*Stored data*.
------------------------------

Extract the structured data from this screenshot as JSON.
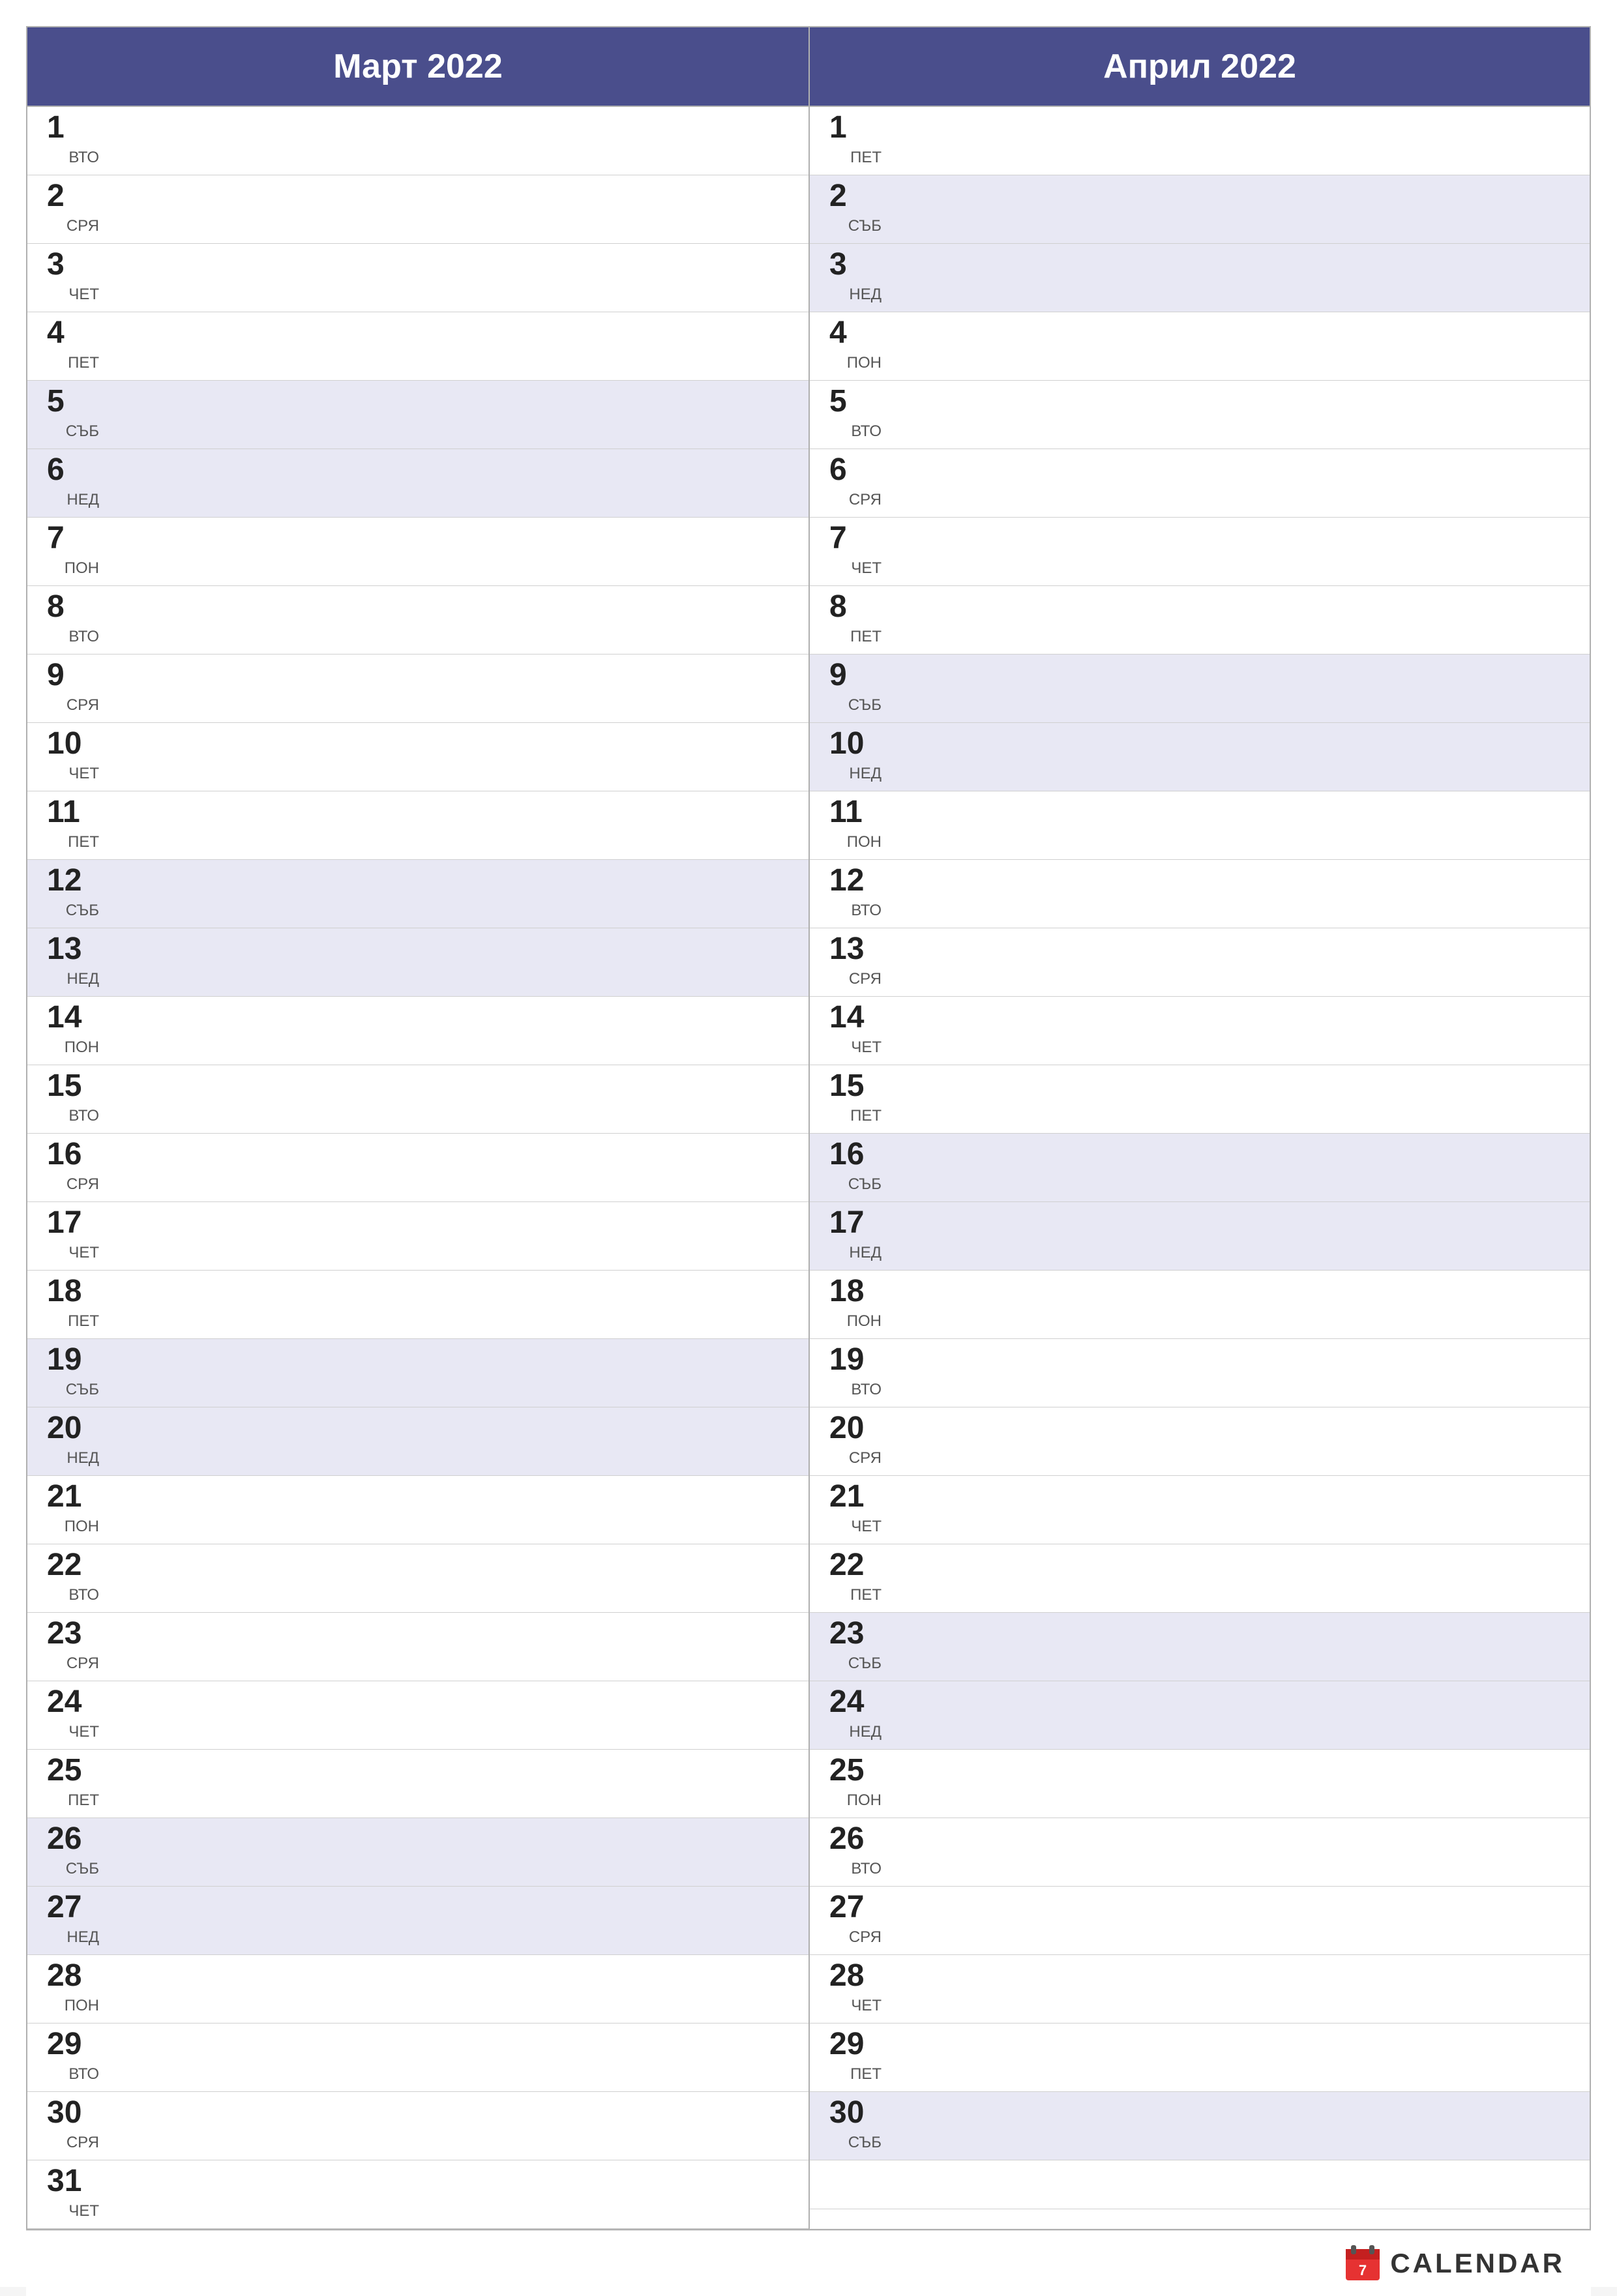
{
  "calendar": {
    "month1": {
      "title": "Март 2022",
      "days": [
        {
          "num": "1",
          "name": "ВТО",
          "weekend": false
        },
        {
          "num": "2",
          "name": "СРЯ",
          "weekend": false
        },
        {
          "num": "3",
          "name": "ЧЕТ",
          "weekend": false
        },
        {
          "num": "4",
          "name": "ПЕТ",
          "weekend": false
        },
        {
          "num": "5",
          "name": "СЪБ",
          "weekend": true
        },
        {
          "num": "6",
          "name": "НЕД",
          "weekend": true
        },
        {
          "num": "7",
          "name": "ПОН",
          "weekend": false
        },
        {
          "num": "8",
          "name": "ВТО",
          "weekend": false
        },
        {
          "num": "9",
          "name": "СРЯ",
          "weekend": false
        },
        {
          "num": "10",
          "name": "ЧЕТ",
          "weekend": false
        },
        {
          "num": "11",
          "name": "ПЕТ",
          "weekend": false
        },
        {
          "num": "12",
          "name": "СЪБ",
          "weekend": true
        },
        {
          "num": "13",
          "name": "НЕД",
          "weekend": true
        },
        {
          "num": "14",
          "name": "ПОН",
          "weekend": false
        },
        {
          "num": "15",
          "name": "ВТО",
          "weekend": false
        },
        {
          "num": "16",
          "name": "СРЯ",
          "weekend": false
        },
        {
          "num": "17",
          "name": "ЧЕТ",
          "weekend": false
        },
        {
          "num": "18",
          "name": "ПЕТ",
          "weekend": false
        },
        {
          "num": "19",
          "name": "СЪБ",
          "weekend": true
        },
        {
          "num": "20",
          "name": "НЕД",
          "weekend": true
        },
        {
          "num": "21",
          "name": "ПОН",
          "weekend": false
        },
        {
          "num": "22",
          "name": "ВТО",
          "weekend": false
        },
        {
          "num": "23",
          "name": "СРЯ",
          "weekend": false
        },
        {
          "num": "24",
          "name": "ЧЕТ",
          "weekend": false
        },
        {
          "num": "25",
          "name": "ПЕТ",
          "weekend": false
        },
        {
          "num": "26",
          "name": "СЪБ",
          "weekend": true
        },
        {
          "num": "27",
          "name": "НЕД",
          "weekend": true
        },
        {
          "num": "28",
          "name": "ПОН",
          "weekend": false
        },
        {
          "num": "29",
          "name": "ВТО",
          "weekend": false
        },
        {
          "num": "30",
          "name": "СРЯ",
          "weekend": false
        },
        {
          "num": "31",
          "name": "ЧЕТ",
          "weekend": false
        }
      ]
    },
    "month2": {
      "title": "Април 2022",
      "days": [
        {
          "num": "1",
          "name": "ПЕТ",
          "weekend": false
        },
        {
          "num": "2",
          "name": "СЪБ",
          "weekend": true
        },
        {
          "num": "3",
          "name": "НЕД",
          "weekend": true
        },
        {
          "num": "4",
          "name": "ПОН",
          "weekend": false
        },
        {
          "num": "5",
          "name": "ВТО",
          "weekend": false
        },
        {
          "num": "6",
          "name": "СРЯ",
          "weekend": false
        },
        {
          "num": "7",
          "name": "ЧЕТ",
          "weekend": false
        },
        {
          "num": "8",
          "name": "ПЕТ",
          "weekend": false
        },
        {
          "num": "9",
          "name": "СЪБ",
          "weekend": true
        },
        {
          "num": "10",
          "name": "НЕД",
          "weekend": true
        },
        {
          "num": "11",
          "name": "ПОН",
          "weekend": false
        },
        {
          "num": "12",
          "name": "ВТО",
          "weekend": false
        },
        {
          "num": "13",
          "name": "СРЯ",
          "weekend": false
        },
        {
          "num": "14",
          "name": "ЧЕТ",
          "weekend": false
        },
        {
          "num": "15",
          "name": "ПЕТ",
          "weekend": false
        },
        {
          "num": "16",
          "name": "СЪБ",
          "weekend": true
        },
        {
          "num": "17",
          "name": "НЕД",
          "weekend": true
        },
        {
          "num": "18",
          "name": "ПОН",
          "weekend": false
        },
        {
          "num": "19",
          "name": "ВТО",
          "weekend": false
        },
        {
          "num": "20",
          "name": "СРЯ",
          "weekend": false
        },
        {
          "num": "21",
          "name": "ЧЕТ",
          "weekend": false
        },
        {
          "num": "22",
          "name": "ПЕТ",
          "weekend": false
        },
        {
          "num": "23",
          "name": "СЪБ",
          "weekend": true
        },
        {
          "num": "24",
          "name": "НЕД",
          "weekend": true
        },
        {
          "num": "25",
          "name": "ПОН",
          "weekend": false
        },
        {
          "num": "26",
          "name": "ВТО",
          "weekend": false
        },
        {
          "num": "27",
          "name": "СРЯ",
          "weekend": false
        },
        {
          "num": "28",
          "name": "ЧЕТ",
          "weekend": false
        },
        {
          "num": "29",
          "name": "ПЕТ",
          "weekend": false
        },
        {
          "num": "30",
          "name": "СЪБ",
          "weekend": true
        }
      ]
    }
  },
  "brand": {
    "text": "CALENDAR",
    "accent_color": "#e63232"
  }
}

------------------------------

*Task to complete*. Pictures are to be left out; all else in the entries above is to be quoted exactly.

*Answer below*.
Extract the structured data from this screenshot as JSON.
{
  "calendar": {
    "month1": {
      "title": "Март 2022",
      "days": [
        {
          "num": "1",
          "name": "ВТО",
          "weekend": false
        },
        {
          "num": "2",
          "name": "СРЯ",
          "weekend": false
        },
        {
          "num": "3",
          "name": "ЧЕТ",
          "weekend": false
        },
        {
          "num": "4",
          "name": "ПЕТ",
          "weekend": false
        },
        {
          "num": "5",
          "name": "СЪБ",
          "weekend": true
        },
        {
          "num": "6",
          "name": "НЕД",
          "weekend": true
        },
        {
          "num": "7",
          "name": "ПОН",
          "weekend": false
        },
        {
          "num": "8",
          "name": "ВТО",
          "weekend": false
        },
        {
          "num": "9",
          "name": "СРЯ",
          "weekend": false
        },
        {
          "num": "10",
          "name": "ЧЕТ",
          "weekend": false
        },
        {
          "num": "11",
          "name": "ПЕТ",
          "weekend": false
        },
        {
          "num": "12",
          "name": "СЪБ",
          "weekend": true
        },
        {
          "num": "13",
          "name": "НЕД",
          "weekend": true
        },
        {
          "num": "14",
          "name": "ПОН",
          "weekend": false
        },
        {
          "num": "15",
          "name": "ВТО",
          "weekend": false
        },
        {
          "num": "16",
          "name": "СРЯ",
          "weekend": false
        },
        {
          "num": "17",
          "name": "ЧЕТ",
          "weekend": false
        },
        {
          "num": "18",
          "name": "ПЕТ",
          "weekend": false
        },
        {
          "num": "19",
          "name": "СЪБ",
          "weekend": true
        },
        {
          "num": "20",
          "name": "НЕД",
          "weekend": true
        },
        {
          "num": "21",
          "name": "ПОН",
          "weekend": false
        },
        {
          "num": "22",
          "name": "ВТО",
          "weekend": false
        },
        {
          "num": "23",
          "name": "СРЯ",
          "weekend": false
        },
        {
          "num": "24",
          "name": "ЧЕТ",
          "weekend": false
        },
        {
          "num": "25",
          "name": "ПЕТ",
          "weekend": false
        },
        {
          "num": "26",
          "name": "СЪБ",
          "weekend": true
        },
        {
          "num": "27",
          "name": "НЕД",
          "weekend": true
        },
        {
          "num": "28",
          "name": "ПОН",
          "weekend": false
        },
        {
          "num": "29",
          "name": "ВТО",
          "weekend": false
        },
        {
          "num": "30",
          "name": "СРЯ",
          "weekend": false
        },
        {
          "num": "31",
          "name": "ЧЕТ",
          "weekend": false
        }
      ]
    },
    "month2": {
      "title": "Април 2022",
      "days": [
        {
          "num": "1",
          "name": "ПЕТ",
          "weekend": false
        },
        {
          "num": "2",
          "name": "СЪБ",
          "weekend": true
        },
        {
          "num": "3",
          "name": "НЕД",
          "weekend": true
        },
        {
          "num": "4",
          "name": "ПОН",
          "weekend": false
        },
        {
          "num": "5",
          "name": "ВТО",
          "weekend": false
        },
        {
          "num": "6",
          "name": "СРЯ",
          "weekend": false
        },
        {
          "num": "7",
          "name": "ЧЕТ",
          "weekend": false
        },
        {
          "num": "8",
          "name": "ПЕТ",
          "weekend": false
        },
        {
          "num": "9",
          "name": "СЪБ",
          "weekend": true
        },
        {
          "num": "10",
          "name": "НЕД",
          "weekend": true
        },
        {
          "num": "11",
          "name": "ПОН",
          "weekend": false
        },
        {
          "num": "12",
          "name": "ВТО",
          "weekend": false
        },
        {
          "num": "13",
          "name": "СРЯ",
          "weekend": false
        },
        {
          "num": "14",
          "name": "ЧЕТ",
          "weekend": false
        },
        {
          "num": "15",
          "name": "ПЕТ",
          "weekend": false
        },
        {
          "num": "16",
          "name": "СЪБ",
          "weekend": true
        },
        {
          "num": "17",
          "name": "НЕД",
          "weekend": true
        },
        {
          "num": "18",
          "name": "ПОН",
          "weekend": false
        },
        {
          "num": "19",
          "name": "ВТО",
          "weekend": false
        },
        {
          "num": "20",
          "name": "СРЯ",
          "weekend": false
        },
        {
          "num": "21",
          "name": "ЧЕТ",
          "weekend": false
        },
        {
          "num": "22",
          "name": "ПЕТ",
          "weekend": false
        },
        {
          "num": "23",
          "name": "СЪБ",
          "weekend": true
        },
        {
          "num": "24",
          "name": "НЕД",
          "weekend": true
        },
        {
          "num": "25",
          "name": "ПОН",
          "weekend": false
        },
        {
          "num": "26",
          "name": "ВТО",
          "weekend": false
        },
        {
          "num": "27",
          "name": "СРЯ",
          "weekend": false
        },
        {
          "num": "28",
          "name": "ЧЕТ",
          "weekend": false
        },
        {
          "num": "29",
          "name": "ПЕТ",
          "weekend": false
        },
        {
          "num": "30",
          "name": "СЪБ",
          "weekend": true
        }
      ]
    }
  },
  "brand": {
    "text": "CALENDAR",
    "accent_color": "#e63232"
  }
}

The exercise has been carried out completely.